[Begin RECORDS]
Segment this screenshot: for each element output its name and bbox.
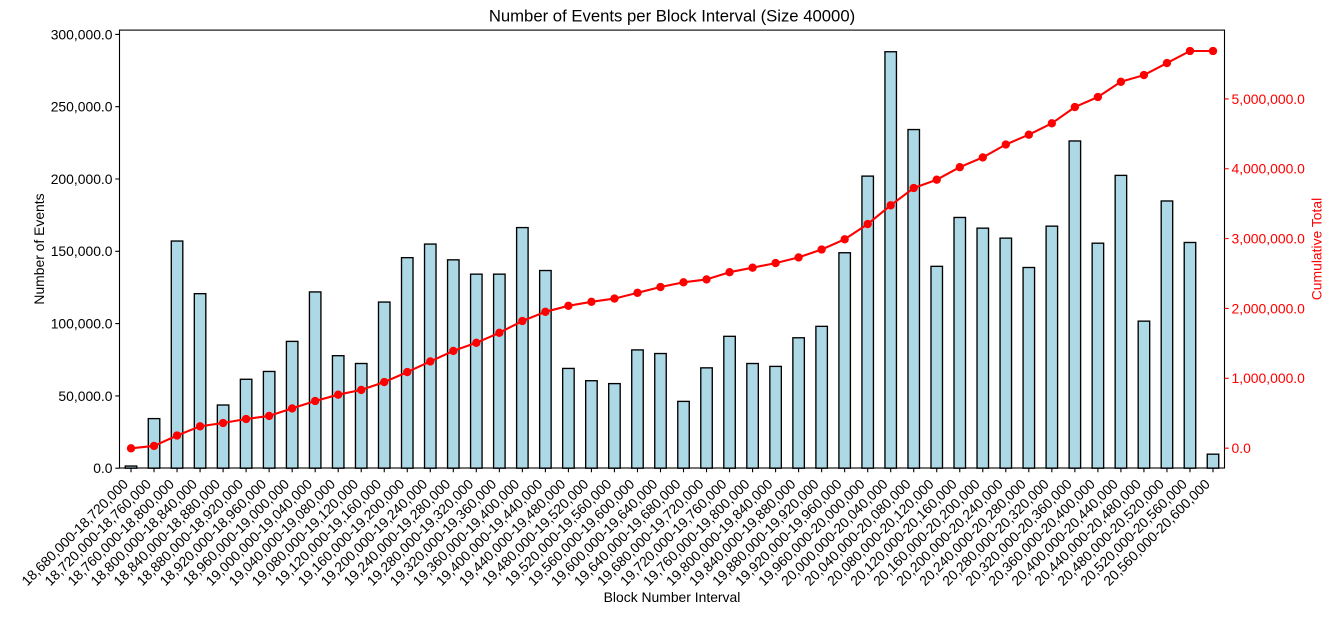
svg-text:4,000,000.0: 4,000,000.0 [1232,161,1306,177]
svg-text:1,000,000.0: 1,000,000.0 [1232,370,1306,386]
svg-text:Block Number Interval: Block Number Interval [604,589,741,605]
svg-text:5,000,000.0: 5,000,000.0 [1232,91,1306,107]
svg-text:100,000.0: 100,000.0 [51,316,113,332]
svg-text:2,000,000.0: 2,000,000.0 [1232,300,1306,316]
svg-text:Number of Events: Number of Events [31,193,47,304]
svg-text:Number of Events per Block Int: Number of Events per Block Interval (Siz… [489,7,855,26]
svg-text:3,000,000.0: 3,000,000.0 [1232,231,1306,247]
svg-text:Cumulative Total: Cumulative Total [1309,198,1325,300]
svg-text:0.0: 0.0 [1232,440,1252,456]
svg-text:0.0: 0.0 [93,460,113,476]
svg-text:250,000.0: 250,000.0 [51,99,113,115]
svg-text:300,000.0: 300,000.0 [51,26,113,42]
svg-text:150,000.0: 150,000.0 [51,243,113,259]
svg-text:50,000.0: 50,000.0 [58,388,112,404]
svg-text:200,000.0: 200,000.0 [51,171,113,187]
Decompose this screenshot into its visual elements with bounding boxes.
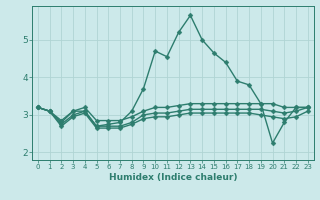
X-axis label: Humidex (Indice chaleur): Humidex (Indice chaleur) (108, 173, 237, 182)
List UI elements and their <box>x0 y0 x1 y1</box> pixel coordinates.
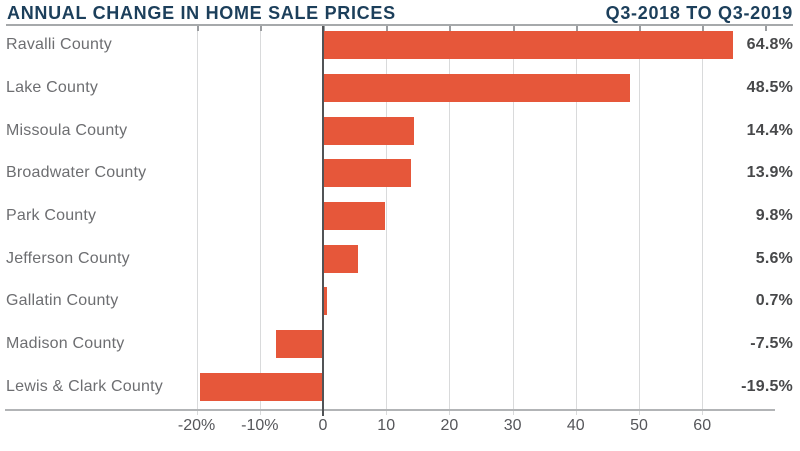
[End RECORDS]
### GIVEN EXERCISE
Lay out every line of the records above as a Markdown table with the columns Row and Line, numbering the rows in order and leaving out blank lines and the pictures.

### ANSWER BELOW
| Row | Line |
|---|---|
| 1 | Segment this screenshot: for each element output its name and bbox. |
| 2 | svg-text:4,000,000.0: 4,000,000.0 [1232,161,1306,177] |
| 3 | svg-text:1,000,000.0: 1,000,000.0 [1232,370,1306,386] |
| 4 | svg-text:Block Number Interval: Block Number Interval [604,589,741,605] |
| 5 | svg-text:5,000,000.0: 5,000,000.0 [1232,91,1306,107] |
| 6 | svg-text:100,000.0: 100,000.0 [51,316,113,332] |
| 7 | svg-text:2,000,000.0: 2,000,000.0 [1232,300,1306,316] |
| 8 | svg-text:Number of Events: Number of Events [31,193,47,304] |
| 9 | svg-text:Number of Events per Block Int: Number of Events per Block Interval (Siz… [489,7,855,26] |
| 10 | svg-text:3,000,000.0: 3,000,000.0 [1232,231,1306,247] |
| 11 | svg-text:Cumulative Total: Cumulative Total [1309,198,1325,300] |
| 12 | svg-text:0.0: 0.0 [1232,440,1252,456] |
| 13 | svg-text:0.0: 0.0 [93,460,113,476] |
| 14 | svg-text:250,000.0: 250,000.0 [51,99,113,115] |
| 15 | svg-text:300,000.0: 300,000.0 [51,26,113,42] |
| 16 | svg-text:150,000.0: 150,000.0 [51,243,113,259] |
| 17 | svg-text:50,000.0: 50,000.0 [58,388,112,404] |
| 18 | svg-text:200,000.0: 200,000.0 [51,171,113,187] |
| 19 | Decompose this screenshot into its visual elements with bounding boxes. |
| 20 | X-axis label: Humidex (Indice chaleur): Humidex (Indice chaleur) (108, 173, 237, 182) |
| 21 | List UI elements and their <box>x0 y0 x1 y1</box> pixel coordinates. |